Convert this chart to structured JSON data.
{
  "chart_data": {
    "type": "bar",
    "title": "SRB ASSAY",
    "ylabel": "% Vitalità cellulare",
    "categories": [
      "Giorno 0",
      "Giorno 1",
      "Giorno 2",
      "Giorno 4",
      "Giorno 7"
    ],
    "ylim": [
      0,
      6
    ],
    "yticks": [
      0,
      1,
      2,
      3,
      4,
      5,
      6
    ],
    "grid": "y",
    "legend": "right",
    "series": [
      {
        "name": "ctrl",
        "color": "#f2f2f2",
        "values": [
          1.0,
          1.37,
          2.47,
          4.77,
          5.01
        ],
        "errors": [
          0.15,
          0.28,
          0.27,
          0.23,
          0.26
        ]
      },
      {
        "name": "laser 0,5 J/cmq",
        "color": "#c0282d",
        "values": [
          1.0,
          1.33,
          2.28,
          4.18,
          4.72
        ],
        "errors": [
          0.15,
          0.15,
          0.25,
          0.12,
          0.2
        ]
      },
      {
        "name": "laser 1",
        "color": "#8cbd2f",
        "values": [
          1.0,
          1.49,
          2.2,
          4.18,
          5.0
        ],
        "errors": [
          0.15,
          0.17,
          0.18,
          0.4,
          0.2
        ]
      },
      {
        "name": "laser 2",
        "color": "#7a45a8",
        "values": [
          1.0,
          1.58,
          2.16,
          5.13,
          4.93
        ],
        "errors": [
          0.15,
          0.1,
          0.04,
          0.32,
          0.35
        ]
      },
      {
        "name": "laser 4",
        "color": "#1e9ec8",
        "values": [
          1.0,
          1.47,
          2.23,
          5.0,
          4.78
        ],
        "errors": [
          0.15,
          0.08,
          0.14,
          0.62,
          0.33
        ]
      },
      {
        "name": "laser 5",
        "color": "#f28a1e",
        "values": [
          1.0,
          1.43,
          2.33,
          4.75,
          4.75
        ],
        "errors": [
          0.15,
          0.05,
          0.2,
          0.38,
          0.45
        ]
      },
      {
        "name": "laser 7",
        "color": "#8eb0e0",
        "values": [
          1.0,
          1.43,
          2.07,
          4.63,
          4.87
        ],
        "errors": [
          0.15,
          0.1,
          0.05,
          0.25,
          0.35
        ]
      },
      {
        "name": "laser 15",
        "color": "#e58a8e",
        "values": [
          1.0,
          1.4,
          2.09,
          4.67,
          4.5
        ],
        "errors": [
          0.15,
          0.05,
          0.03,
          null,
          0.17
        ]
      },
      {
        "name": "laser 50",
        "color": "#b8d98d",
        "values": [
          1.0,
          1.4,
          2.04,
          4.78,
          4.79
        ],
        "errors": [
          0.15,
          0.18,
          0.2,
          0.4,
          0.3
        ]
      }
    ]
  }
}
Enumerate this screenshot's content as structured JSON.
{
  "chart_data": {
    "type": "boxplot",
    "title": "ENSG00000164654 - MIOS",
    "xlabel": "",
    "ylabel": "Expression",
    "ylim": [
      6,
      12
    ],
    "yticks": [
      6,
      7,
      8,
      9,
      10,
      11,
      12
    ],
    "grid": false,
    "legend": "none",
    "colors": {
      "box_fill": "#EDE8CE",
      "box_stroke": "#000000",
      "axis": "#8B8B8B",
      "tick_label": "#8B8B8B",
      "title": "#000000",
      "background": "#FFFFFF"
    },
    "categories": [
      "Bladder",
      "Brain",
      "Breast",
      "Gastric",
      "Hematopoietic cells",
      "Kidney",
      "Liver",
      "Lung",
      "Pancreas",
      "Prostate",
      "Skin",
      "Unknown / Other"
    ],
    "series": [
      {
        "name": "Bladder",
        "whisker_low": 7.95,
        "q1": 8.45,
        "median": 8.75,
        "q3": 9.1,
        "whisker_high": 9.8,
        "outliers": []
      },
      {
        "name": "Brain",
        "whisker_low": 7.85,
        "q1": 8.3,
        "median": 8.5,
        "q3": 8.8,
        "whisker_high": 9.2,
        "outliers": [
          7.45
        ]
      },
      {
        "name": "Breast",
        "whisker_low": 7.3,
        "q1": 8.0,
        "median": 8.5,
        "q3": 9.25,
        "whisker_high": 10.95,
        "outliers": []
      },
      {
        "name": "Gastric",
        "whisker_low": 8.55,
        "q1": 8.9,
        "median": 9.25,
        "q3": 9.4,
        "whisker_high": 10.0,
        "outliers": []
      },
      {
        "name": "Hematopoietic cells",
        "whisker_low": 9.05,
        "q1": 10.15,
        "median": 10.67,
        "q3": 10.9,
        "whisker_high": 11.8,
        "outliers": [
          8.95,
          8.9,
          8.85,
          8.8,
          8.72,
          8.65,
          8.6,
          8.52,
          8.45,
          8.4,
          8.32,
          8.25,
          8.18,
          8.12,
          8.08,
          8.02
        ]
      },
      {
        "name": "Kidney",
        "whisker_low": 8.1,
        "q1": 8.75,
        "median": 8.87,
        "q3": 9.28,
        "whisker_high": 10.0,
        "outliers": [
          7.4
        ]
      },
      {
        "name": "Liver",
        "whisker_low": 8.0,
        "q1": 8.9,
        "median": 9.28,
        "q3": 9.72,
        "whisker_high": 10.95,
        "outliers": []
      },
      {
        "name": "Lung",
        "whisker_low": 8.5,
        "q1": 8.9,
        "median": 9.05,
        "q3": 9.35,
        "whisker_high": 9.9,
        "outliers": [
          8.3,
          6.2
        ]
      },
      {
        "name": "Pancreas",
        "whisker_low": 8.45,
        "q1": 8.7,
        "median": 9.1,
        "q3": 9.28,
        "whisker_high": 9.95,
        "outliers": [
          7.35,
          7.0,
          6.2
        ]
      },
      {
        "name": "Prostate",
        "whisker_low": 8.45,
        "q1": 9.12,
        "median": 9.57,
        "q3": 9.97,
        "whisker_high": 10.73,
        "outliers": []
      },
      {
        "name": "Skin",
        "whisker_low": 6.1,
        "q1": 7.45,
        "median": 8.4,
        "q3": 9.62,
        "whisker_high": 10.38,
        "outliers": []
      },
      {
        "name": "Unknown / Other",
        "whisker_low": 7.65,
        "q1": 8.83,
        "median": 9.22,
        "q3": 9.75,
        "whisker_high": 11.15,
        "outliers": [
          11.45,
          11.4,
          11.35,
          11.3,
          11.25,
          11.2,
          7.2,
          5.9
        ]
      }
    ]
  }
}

◇ ◇ ◇ ◇ ◇ ◇ ◇

» Problem to solve:
Your answer should consist of every record, restated exactly.

» Reply:
Convert this chart to structured JSON data.
{
  "chart_data": {
    "type": "bar",
    "title": "SRB ASSAY",
    "ylabel": "% Vitalità cellulare",
    "categories": [
      "Giorno 0",
      "Giorno 1",
      "Giorno 2",
      "Giorno 4",
      "Giorno 7"
    ],
    "ylim": [
      0,
      6
    ],
    "yticks": [
      0,
      1,
      2,
      3,
      4,
      5,
      6
    ],
    "grid": "y",
    "legend": "right",
    "series": [
      {
        "name": "ctrl",
        "color": "#f2f2f2",
        "values": [
          1.0,
          1.37,
          2.47,
          4.77,
          5.01
        ],
        "errors": [
          0.15,
          0.28,
          0.27,
          0.23,
          0.26
        ]
      },
      {
        "name": "laser 0,5 J/cmq",
        "color": "#c0282d",
        "values": [
          1.0,
          1.33,
          2.28,
          4.18,
          4.72
        ],
        "errors": [
          0.15,
          0.15,
          0.25,
          0.12,
          0.2
        ]
      },
      {
        "name": "laser 1",
        "color": "#8cbd2f",
        "values": [
          1.0,
          1.49,
          2.2,
          4.18,
          5.0
        ],
        "errors": [
          0.15,
          0.17,
          0.18,
          0.4,
          0.2
        ]
      },
      {
        "name": "laser 2",
        "color": "#7a45a8",
        "values": [
          1.0,
          1.58,
          2.16,
          5.13,
          4.93
        ],
        "errors": [
          0.15,
          0.1,
          0.04,
          0.32,
          0.35
        ]
      },
      {
        "name": "laser 4",
        "color": "#1e9ec8",
        "values": [
          1.0,
          1.47,
          2.23,
          5.0,
          4.78
        ],
        "errors": [
          0.15,
          0.08,
          0.14,
          0.62,
          0.33
        ]
      },
      {
        "name": "laser 5",
        "color": "#f28a1e",
        "values": [
          1.0,
          1.43,
          2.33,
          4.75,
          4.75
        ],
        "errors": [
          0.15,
          0.05,
          0.2,
          0.38,
          0.45
        ]
      },
      {
        "name": "laser 7",
        "color": "#8eb0e0",
        "values": [
          1.0,
          1.43,
          2.07,
          4.63,
          4.87
        ],
        "errors": [
          0.15,
          0.1,
          0.05,
          0.25,
          0.35
        ]
      },
      {
        "name": "laser 15",
        "color": "#e58a8e",
        "values": [
          1.0,
          1.4,
          2.09,
          4.67,
          4.5
        ],
        "errors": [
          0.15,
          0.05,
          0.03,
          null,
          0.17
        ]
      },
      {
        "name": "laser 50",
        "color": "#b8d98d",
        "values": [
          1.0,
          1.4,
          2.04,
          4.78,
          4.79
        ],
        "errors": [
          0.15,
          0.18,
          0.2,
          0.4,
          0.3
        ]
      }
    ]
  }
}
Enumerate this screenshot's content as structured JSON.
{
  "chart_data": {
    "type": "boxplot",
    "title": "ENSG00000164654 - MIOS",
    "xlabel": "",
    "ylabel": "Expression",
    "ylim": [
      6,
      12
    ],
    "yticks": [
      6,
      7,
      8,
      9,
      10,
      11,
      12
    ],
    "grid": false,
    "legend": "none",
    "colors": {
      "box_fill": "#EDE8CE",
      "box_stroke": "#000000",
      "axis": "#8B8B8B",
      "tick_label": "#8B8B8B",
      "title": "#000000",
      "background": "#FFFFFF"
    },
    "categories": [
      "Bladder",
      "Brain",
      "Breast",
      "Gastric",
      "Hematopoietic cells",
      "Kidney",
      "Liver",
      "Lung",
      "Pancreas",
      "Prostate",
      "Skin",
      "Unknown / Other"
    ],
    "series": [
      {
        "name": "Bladder",
        "whisker_low": 7.95,
        "q1": 8.45,
        "median": 8.75,
        "q3": 9.1,
        "whisker_high": 9.8,
        "outliers": []
      },
      {
        "name": "Brain",
        "whisker_low": 7.85,
        "q1": 8.3,
        "median": 8.5,
        "q3": 8.8,
        "whisker_high": 9.2,
        "outliers": [
          7.45
        ]
      },
      {
        "name": "Breast",
        "whisker_low": 7.3,
        "q1": 8.0,
        "median": 8.5,
        "q3": 9.25,
        "whisker_high": 10.95,
        "outliers": []
      },
      {
        "name": "Gastric",
        "whisker_low": 8.55,
        "q1": 8.9,
        "median": 9.25,
        "q3": 9.4,
        "whisker_high": 10.0,
        "outliers": []
      },
      {
        "name": "Hematopoietic cells",
        "whisker_low": 9.05,
        "q1": 10.15,
        "median": 10.67,
        "q3": 10.9,
        "whisker_high": 11.8,
        "outliers": [
          8.95,
          8.9,
          8.85,
          8.8,
          8.72,
          8.65,
          8.6,
          8.52,
          8.45,
          8.4,
          8.32,
          8.25,
          8.18,
          8.12,
          8.08,
          8.02
        ]
      },
      {
        "name": "Kidney",
        "whisker_low": 8.1,
        "q1": 8.75,
        "median": 8.87,
        "q3": 9.28,
        "whisker_high": 10.0,
        "outliers": [
          7.4
        ]
      },
      {
        "name": "Liver",
        "whisker_low": 8.0,
        "q1": 8.9,
        "median": 9.28,
        "q3": 9.72,
        "whisker_high": 10.95,
        "outliers": []
      },
      {
        "name": "Lung",
        "whisker_low": 8.5,
        "q1": 8.9,
        "median": 9.05,
        "q3": 9.35,
        "whisker_high": 9.9,
        "outliers": [
          8.3,
          6.2
        ]
      },
      {
        "name": "Pancreas",
        "whisker_low": 8.45,
        "q1": 8.7,
        "median": 9.1,
        "q3": 9.28,
        "whisker_high": 9.95,
        "outliers": [
          7.35,
          7.0,
          6.2
        ]
      },
      {
        "name": "Prostate",
        "whisker_low": 8.45,
        "q1": 9.12,
        "median": 9.57,
        "q3": 9.97,
        "whisker_high": 10.73,
        "outliers": []
      },
      {
        "name": "Skin",
        "whisker_low": 6.1,
        "q1": 7.45,
        "median": 8.4,
        "q3": 9.62,
        "whisker_high": 10.38,
        "outliers": []
      },
      {
        "name": "Unknown / Other",
        "whisker_low": 7.65,
        "q1": 8.83,
        "median": 9.22,
        "q3": 9.75,
        "whisker_high": 11.15,
        "outliers": [
          11.45,
          11.4,
          11.35,
          11.3,
          11.25,
          11.2,
          7.2,
          5.9
        ]
      }
    ]
  }
}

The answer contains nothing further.